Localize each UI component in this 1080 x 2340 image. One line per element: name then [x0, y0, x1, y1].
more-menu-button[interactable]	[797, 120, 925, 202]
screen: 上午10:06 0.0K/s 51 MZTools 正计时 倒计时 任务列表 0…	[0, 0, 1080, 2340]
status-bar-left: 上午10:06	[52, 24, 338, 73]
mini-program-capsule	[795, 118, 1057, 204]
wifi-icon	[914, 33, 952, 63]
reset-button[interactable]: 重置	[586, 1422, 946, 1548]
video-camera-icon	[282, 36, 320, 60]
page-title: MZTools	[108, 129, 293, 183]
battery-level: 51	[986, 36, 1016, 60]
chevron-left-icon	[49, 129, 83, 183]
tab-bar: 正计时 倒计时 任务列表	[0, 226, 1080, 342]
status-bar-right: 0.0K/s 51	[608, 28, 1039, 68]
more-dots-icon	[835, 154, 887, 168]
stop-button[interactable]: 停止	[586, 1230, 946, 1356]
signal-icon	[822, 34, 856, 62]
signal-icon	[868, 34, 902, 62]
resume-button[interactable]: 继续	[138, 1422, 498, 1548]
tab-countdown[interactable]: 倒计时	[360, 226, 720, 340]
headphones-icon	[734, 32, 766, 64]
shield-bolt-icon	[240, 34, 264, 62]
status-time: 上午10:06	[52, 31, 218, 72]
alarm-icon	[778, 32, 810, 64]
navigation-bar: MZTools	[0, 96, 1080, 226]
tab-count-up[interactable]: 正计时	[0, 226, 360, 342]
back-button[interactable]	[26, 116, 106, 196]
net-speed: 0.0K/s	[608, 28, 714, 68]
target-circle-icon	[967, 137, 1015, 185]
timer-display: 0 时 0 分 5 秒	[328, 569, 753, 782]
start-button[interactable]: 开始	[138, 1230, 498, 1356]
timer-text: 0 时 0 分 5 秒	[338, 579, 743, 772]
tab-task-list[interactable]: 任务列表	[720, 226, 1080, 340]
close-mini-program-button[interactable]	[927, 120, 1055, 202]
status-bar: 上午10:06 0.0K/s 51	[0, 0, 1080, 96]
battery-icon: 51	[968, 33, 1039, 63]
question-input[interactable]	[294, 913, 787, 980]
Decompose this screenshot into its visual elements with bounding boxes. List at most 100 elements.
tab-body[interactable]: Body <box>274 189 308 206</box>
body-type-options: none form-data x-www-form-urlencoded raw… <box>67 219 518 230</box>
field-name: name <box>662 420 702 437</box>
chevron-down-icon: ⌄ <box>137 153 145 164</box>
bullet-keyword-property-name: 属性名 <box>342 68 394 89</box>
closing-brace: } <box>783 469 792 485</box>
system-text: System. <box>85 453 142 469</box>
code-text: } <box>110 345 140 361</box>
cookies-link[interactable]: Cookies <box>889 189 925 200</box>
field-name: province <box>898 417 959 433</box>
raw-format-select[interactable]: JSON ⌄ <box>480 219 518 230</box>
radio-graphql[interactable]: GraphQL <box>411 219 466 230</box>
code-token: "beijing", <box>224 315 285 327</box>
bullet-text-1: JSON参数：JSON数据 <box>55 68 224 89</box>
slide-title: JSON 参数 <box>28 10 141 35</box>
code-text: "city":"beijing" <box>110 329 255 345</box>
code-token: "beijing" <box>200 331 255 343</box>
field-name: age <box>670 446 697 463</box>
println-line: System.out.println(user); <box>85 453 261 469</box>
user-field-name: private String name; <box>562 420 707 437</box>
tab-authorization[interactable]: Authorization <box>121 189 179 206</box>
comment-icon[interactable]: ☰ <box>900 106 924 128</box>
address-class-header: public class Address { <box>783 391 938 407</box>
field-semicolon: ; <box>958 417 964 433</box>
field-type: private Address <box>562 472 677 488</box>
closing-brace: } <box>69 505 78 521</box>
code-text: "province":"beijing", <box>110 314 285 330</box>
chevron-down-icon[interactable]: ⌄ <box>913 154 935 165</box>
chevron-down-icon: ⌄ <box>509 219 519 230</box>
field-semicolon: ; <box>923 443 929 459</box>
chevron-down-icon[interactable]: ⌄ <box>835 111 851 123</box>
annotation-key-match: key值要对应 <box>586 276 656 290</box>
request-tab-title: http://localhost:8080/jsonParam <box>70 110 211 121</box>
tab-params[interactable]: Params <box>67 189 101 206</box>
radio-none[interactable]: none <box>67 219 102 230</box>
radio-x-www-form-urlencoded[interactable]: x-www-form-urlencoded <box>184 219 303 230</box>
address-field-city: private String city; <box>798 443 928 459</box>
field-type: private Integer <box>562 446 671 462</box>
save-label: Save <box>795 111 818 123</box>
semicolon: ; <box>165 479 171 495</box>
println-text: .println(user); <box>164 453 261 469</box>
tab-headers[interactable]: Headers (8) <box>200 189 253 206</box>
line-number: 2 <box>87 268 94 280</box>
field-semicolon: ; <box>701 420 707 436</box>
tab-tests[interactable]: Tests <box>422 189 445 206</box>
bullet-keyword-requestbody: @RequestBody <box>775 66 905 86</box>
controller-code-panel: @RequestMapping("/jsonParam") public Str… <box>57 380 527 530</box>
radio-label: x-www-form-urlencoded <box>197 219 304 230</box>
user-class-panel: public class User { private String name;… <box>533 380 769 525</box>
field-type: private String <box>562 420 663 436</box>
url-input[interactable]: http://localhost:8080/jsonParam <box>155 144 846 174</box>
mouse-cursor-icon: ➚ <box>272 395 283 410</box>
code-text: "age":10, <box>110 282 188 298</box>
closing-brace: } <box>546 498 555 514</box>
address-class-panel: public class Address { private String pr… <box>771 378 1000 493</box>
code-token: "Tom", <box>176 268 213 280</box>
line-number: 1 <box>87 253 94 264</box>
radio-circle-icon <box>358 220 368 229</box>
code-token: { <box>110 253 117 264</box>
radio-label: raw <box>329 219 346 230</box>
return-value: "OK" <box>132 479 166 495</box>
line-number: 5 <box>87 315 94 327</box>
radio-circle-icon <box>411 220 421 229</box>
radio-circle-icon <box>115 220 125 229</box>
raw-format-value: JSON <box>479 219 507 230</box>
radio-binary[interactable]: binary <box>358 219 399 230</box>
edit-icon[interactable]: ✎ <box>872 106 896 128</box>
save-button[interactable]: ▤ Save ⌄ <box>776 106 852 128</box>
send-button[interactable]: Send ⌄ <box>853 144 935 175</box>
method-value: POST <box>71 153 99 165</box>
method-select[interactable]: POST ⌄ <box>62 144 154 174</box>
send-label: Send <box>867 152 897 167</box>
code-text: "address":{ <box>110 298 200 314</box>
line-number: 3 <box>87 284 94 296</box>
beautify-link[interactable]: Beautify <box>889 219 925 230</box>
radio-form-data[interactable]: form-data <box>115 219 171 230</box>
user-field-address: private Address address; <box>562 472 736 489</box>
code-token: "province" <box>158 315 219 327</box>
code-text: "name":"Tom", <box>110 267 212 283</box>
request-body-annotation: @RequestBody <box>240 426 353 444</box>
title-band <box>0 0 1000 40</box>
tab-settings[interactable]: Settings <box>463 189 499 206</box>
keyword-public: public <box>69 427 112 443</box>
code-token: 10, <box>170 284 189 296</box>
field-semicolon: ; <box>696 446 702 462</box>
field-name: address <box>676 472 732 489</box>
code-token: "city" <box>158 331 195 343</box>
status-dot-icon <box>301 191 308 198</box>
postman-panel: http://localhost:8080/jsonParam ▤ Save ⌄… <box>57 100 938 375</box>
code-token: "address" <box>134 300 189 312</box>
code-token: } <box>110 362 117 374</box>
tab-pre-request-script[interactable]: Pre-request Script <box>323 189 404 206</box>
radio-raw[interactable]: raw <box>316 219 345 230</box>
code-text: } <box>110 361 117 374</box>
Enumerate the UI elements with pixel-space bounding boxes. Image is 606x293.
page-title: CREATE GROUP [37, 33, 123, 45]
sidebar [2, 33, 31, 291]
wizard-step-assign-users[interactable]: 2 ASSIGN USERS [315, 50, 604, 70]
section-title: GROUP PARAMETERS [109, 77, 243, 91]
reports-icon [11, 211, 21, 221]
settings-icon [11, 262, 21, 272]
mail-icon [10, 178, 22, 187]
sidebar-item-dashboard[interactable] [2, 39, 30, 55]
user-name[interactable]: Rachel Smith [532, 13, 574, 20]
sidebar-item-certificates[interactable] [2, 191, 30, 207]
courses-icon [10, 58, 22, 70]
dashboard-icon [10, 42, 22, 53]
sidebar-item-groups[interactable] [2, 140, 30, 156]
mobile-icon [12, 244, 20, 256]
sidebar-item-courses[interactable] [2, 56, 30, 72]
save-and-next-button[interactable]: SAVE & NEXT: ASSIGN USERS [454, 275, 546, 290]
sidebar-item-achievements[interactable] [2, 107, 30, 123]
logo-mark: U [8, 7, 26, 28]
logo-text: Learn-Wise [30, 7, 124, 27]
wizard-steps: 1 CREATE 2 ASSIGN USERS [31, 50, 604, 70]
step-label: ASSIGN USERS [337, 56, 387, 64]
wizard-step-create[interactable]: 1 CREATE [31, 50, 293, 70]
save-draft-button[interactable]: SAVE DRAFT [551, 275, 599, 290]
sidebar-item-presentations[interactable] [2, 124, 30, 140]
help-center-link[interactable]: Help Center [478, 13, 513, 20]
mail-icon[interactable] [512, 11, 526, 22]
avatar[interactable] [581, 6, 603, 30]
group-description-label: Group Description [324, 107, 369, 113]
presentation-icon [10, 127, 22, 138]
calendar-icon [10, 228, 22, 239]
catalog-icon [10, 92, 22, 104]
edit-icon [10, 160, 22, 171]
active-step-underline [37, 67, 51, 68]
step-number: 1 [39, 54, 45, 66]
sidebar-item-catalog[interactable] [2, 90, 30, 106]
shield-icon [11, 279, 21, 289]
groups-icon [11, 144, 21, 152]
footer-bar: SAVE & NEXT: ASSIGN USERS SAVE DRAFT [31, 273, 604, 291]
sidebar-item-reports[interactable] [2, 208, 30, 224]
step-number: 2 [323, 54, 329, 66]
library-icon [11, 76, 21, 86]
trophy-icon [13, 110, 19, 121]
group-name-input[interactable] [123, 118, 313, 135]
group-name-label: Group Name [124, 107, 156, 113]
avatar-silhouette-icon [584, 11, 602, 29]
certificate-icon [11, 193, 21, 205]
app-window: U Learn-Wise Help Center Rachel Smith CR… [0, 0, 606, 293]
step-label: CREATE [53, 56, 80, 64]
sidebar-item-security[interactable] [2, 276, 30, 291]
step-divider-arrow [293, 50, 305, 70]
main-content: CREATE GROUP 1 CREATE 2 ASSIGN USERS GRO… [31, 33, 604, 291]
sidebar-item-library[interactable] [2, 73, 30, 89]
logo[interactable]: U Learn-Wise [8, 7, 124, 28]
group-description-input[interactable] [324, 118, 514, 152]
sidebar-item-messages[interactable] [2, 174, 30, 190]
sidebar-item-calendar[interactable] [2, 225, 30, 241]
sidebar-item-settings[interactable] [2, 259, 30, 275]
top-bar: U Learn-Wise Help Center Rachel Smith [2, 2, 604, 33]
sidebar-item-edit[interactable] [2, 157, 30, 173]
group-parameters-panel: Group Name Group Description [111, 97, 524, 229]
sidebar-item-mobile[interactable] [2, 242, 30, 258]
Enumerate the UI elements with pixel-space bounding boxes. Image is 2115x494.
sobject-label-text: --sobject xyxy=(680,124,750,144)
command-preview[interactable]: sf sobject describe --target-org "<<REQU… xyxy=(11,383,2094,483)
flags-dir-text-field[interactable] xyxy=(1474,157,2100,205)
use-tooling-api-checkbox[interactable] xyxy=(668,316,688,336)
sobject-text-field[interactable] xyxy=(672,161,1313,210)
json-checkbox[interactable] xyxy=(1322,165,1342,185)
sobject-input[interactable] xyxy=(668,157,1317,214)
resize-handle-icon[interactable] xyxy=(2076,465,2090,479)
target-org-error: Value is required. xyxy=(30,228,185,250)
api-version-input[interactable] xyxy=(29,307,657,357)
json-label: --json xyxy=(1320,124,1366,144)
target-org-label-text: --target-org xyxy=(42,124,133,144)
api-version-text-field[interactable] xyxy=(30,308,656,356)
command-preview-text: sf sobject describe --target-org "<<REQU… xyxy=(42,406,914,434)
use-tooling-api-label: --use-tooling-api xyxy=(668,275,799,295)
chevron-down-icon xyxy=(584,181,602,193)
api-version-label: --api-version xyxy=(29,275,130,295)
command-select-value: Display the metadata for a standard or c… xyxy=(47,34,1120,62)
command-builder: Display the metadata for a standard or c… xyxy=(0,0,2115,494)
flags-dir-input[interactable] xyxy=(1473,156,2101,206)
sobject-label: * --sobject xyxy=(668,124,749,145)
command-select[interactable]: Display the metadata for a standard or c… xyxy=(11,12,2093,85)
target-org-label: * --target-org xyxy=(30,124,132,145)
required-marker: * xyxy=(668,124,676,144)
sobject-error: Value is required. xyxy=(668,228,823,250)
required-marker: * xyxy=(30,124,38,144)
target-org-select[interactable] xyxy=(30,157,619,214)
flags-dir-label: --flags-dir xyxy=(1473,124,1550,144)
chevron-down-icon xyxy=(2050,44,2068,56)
┄┄┄┄┄┄┄┄┄┄
DIRECTIONS
Rewrite the entries from the first line through the line containing "field-name: name <box>662 420 702 437</box>", replacing "signal-icon" with "network-signal-icon" and leaving everything else unchanged.

SOLUTION
Localize each UI component in this 1080 x 2340 image. One line per element: name then [x0, y0, x1, y1].
more-menu-button[interactable]	[797, 120, 925, 202]
screen: 上午10:06 0.0K/s 51 MZTools 正计时 倒计时 任务列表 0…	[0, 0, 1080, 2340]
status-bar-left: 上午10:06	[52, 24, 338, 73]
mini-program-capsule	[795, 118, 1057, 204]
wifi-icon	[914, 33, 952, 63]
reset-button[interactable]: 重置	[586, 1422, 946, 1548]
video-camera-icon	[282, 36, 320, 60]
page-title: MZTools	[108, 129, 293, 183]
battery-level: 51	[986, 36, 1016, 60]
chevron-left-icon	[49, 129, 83, 183]
tab-bar: 正计时 倒计时 任务列表	[0, 226, 1080, 342]
status-bar-right: 0.0K/s 51	[608, 28, 1039, 68]
more-dots-icon	[835, 154, 887, 168]
stop-button[interactable]: 停止	[586, 1230, 946, 1356]
network-signal-icon	[822, 34, 856, 62]
network-signal-icon	[868, 34, 902, 62]
resume-button[interactable]: 继续	[138, 1422, 498, 1548]
tab-countdown[interactable]: 倒计时	[360, 226, 720, 340]
headphones-icon	[734, 32, 766, 64]
shield-bolt-icon	[240, 34, 264, 62]
status-time: 上午10:06	[52, 31, 218, 72]
alarm-icon	[778, 32, 810, 64]
navigation-bar: MZTools	[0, 96, 1080, 226]
tab-count-up[interactable]: 正计时	[0, 226, 360, 342]
back-button[interactable]	[26, 116, 106, 196]
net-speed: 0.0K/s	[608, 28, 714, 68]
target-circle-icon	[967, 137, 1015, 185]
timer-display: 0 时 0 分 5 秒	[328, 569, 753, 782]
start-button[interactable]: 开始	[138, 1230, 498, 1356]
timer-text: 0 时 0 分 5 秒	[338, 579, 743, 772]
tab-task-list[interactable]: 任务列表	[720, 226, 1080, 340]
close-mini-program-button[interactable]	[927, 120, 1055, 202]
status-bar: 上午10:06 0.0K/s 51	[0, 0, 1080, 96]
battery-icon: 51	[968, 33, 1039, 63]
question-input[interactable]	[294, 913, 787, 980]
Decompose this screenshot into its visual elements with bounding boxes. List at most 100 elements.
tab-body[interactable]: Body <box>274 189 308 206</box>
body-type-options: none form-data x-www-form-urlencoded raw… <box>67 219 518 230</box>
field-name: name <box>662 420 702 437</box>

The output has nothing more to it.